## REQUEST
Extract each line of the data and write it out again exactly.

## SOURCE RECORDS
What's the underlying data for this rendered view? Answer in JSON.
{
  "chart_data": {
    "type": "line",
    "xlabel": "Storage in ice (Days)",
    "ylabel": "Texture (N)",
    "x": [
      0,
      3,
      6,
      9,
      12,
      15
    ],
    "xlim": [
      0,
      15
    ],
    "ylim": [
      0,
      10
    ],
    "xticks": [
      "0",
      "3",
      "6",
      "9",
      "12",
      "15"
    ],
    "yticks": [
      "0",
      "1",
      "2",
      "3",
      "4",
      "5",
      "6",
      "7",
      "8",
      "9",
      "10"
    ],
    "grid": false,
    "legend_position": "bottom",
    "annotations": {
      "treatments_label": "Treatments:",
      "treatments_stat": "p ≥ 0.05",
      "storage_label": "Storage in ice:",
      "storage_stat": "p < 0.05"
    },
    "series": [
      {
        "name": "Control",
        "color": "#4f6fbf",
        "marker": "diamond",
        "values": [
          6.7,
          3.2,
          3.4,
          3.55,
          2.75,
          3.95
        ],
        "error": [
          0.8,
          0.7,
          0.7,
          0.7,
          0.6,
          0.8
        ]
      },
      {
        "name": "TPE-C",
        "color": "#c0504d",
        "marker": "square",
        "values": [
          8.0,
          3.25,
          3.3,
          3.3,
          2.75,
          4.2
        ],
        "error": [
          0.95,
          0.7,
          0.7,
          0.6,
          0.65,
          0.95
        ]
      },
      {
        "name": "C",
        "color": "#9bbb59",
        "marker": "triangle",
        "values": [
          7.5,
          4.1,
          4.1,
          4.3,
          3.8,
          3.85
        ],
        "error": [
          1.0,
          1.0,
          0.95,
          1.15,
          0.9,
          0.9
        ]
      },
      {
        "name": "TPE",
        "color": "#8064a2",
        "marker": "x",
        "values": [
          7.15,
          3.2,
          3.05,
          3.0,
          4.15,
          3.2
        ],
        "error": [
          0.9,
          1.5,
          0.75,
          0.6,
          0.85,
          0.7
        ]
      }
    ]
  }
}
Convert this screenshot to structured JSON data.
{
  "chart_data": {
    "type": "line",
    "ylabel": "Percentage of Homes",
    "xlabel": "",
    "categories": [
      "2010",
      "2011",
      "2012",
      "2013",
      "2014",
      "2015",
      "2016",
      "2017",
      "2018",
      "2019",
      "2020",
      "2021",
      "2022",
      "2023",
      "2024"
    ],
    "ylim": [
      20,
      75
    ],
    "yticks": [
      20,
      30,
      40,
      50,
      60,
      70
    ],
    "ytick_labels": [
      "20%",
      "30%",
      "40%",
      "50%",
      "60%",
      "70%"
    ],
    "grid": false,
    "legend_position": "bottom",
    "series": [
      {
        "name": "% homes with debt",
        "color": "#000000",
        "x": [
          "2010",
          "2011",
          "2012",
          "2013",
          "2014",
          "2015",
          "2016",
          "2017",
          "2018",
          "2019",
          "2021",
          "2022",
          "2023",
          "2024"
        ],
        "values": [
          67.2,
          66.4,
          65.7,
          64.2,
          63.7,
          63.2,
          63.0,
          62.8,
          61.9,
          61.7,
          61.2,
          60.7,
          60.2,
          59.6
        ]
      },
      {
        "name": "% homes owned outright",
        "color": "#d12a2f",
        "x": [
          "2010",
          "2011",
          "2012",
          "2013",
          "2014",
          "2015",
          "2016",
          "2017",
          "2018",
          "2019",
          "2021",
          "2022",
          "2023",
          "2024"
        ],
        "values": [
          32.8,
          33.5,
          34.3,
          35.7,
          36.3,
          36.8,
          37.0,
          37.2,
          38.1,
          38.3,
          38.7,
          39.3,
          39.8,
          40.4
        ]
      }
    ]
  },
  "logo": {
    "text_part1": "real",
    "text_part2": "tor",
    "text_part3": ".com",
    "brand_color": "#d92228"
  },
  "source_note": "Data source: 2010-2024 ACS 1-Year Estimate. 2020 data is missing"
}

## FINAL ANSWER
What's the underlying data for this rendered view? Answer in JSON.
{
  "chart_data": {
    "type": "line",
    "xlabel": "Storage in ice (Days)",
    "ylabel": "Texture (N)",
    "x": [
      0,
      3,
      6,
      9,
      12,
      15
    ],
    "xlim": [
      0,
      15
    ],
    "ylim": [
      0,
      10
    ],
    "xticks": [
      "0",
      "3",
      "6",
      "9",
      "12",
      "15"
    ],
    "yticks": [
      "0",
      "1",
      "2",
      "3",
      "4",
      "5",
      "6",
      "7",
      "8",
      "9",
      "10"
    ],
    "grid": false,
    "legend_position": "bottom",
    "annotations": {
      "treatments_label": "Treatments:",
      "treatments_stat": "p ≥ 0.05",
      "storage_label": "Storage in ice:",
      "storage_stat": "p < 0.05"
    },
    "series": [
      {
        "name": "Control",
        "color": "#4f6fbf",
        "marker": "diamond",
        "values": [
          6.7,
          3.2,
          3.4,
          3.55,
          2.75,
          3.95
        ],
        "error": [
          0.8,
          0.7,
          0.7,
          0.7,
          0.6,
          0.8
        ]
      },
      {
        "name": "TPE-C",
        "color": "#c0504d",
        "marker": "square",
        "values": [
          8.0,
          3.25,
          3.3,
          3.3,
          2.75,
          4.2
        ],
        "error": [
          0.95,
          0.7,
          0.7,
          0.6,
          0.65,
          0.95
        ]
      },
      {
        "name": "C",
        "color": "#9bbb59",
        "marker": "triangle",
        "values": [
          7.5,
          4.1,
          4.1,
          4.3,
          3.8,
          3.85
        ],
        "error": [
          1.0,
          1.0,
          0.95,
          1.15,
          0.9,
          0.9
        ]
      },
      {
        "name": "TPE",
        "color": "#8064a2",
        "marker": "x",
        "values": [
          7.15,
          3.2,
          3.05,
          3.0,
          4.15,
          3.2
        ],
        "error": [
          0.9,
          1.5,
          0.75,
          0.6,
          0.85,
          0.7
        ]
      }
    ]
  }
}
Convert this screenshot to structured JSON data.
{
  "chart_data": {
    "type": "line",
    "ylabel": "Percentage of Homes",
    "xlabel": "",
    "categories": [
      "2010",
      "2011",
      "2012",
      "2013",
      "2014",
      "2015",
      "2016",
      "2017",
      "2018",
      "2019",
      "2020",
      "2021",
      "2022",
      "2023",
      "2024"
    ],
    "ylim": [
      20,
      75
    ],
    "yticks": [
      20,
      30,
      40,
      50,
      60,
      70
    ],
    "ytick_labels": [
      "20%",
      "30%",
      "40%",
      "50%",
      "60%",
      "70%"
    ],
    "grid": false,
    "legend_position": "bottom",
    "series": [
      {
        "name": "% homes with debt",
        "color": "#000000",
        "x": [
          "2010",
          "2011",
          "2012",
          "2013",
          "2014",
          "2015",
          "2016",
          "2017",
          "2018",
          "2019",
          "2021",
          "2022",
          "2023",
          "2024"
        ],
        "values": [
          67.2,
          66.4,
          65.7,
          64.2,
          63.7,
          63.2,
          63.0,
          62.8,
          61.9,
          61.7,
          61.2,
          60.7,
          60.2,
          59.6
        ]
      },
      {
        "name": "% homes owned outright",
        "color": "#d12a2f",
        "x": [
          "2010",
          "2011",
          "2012",
          "2013",
          "2014",
          "2015",
          "2016",
          "2017",
          "2018",
          "2019",
          "2021",
          "2022",
          "2023",
          "2024"
        ],
        "values": [
          32.8,
          33.5,
          34.3,
          35.7,
          36.3,
          36.8,
          37.0,
          37.2,
          38.1,
          38.3,
          38.7,
          39.3,
          39.8,
          40.4
        ]
      }
    ]
  },
  "logo": {
    "text_part1": "real",
    "text_part2": "tor",
    "text_part3": ".com",
    "brand_color": "#d92228"
  },
  "source_note": "Data source: 2010-2024 ACS 1-Year Estimate. 2020 data is missing"
}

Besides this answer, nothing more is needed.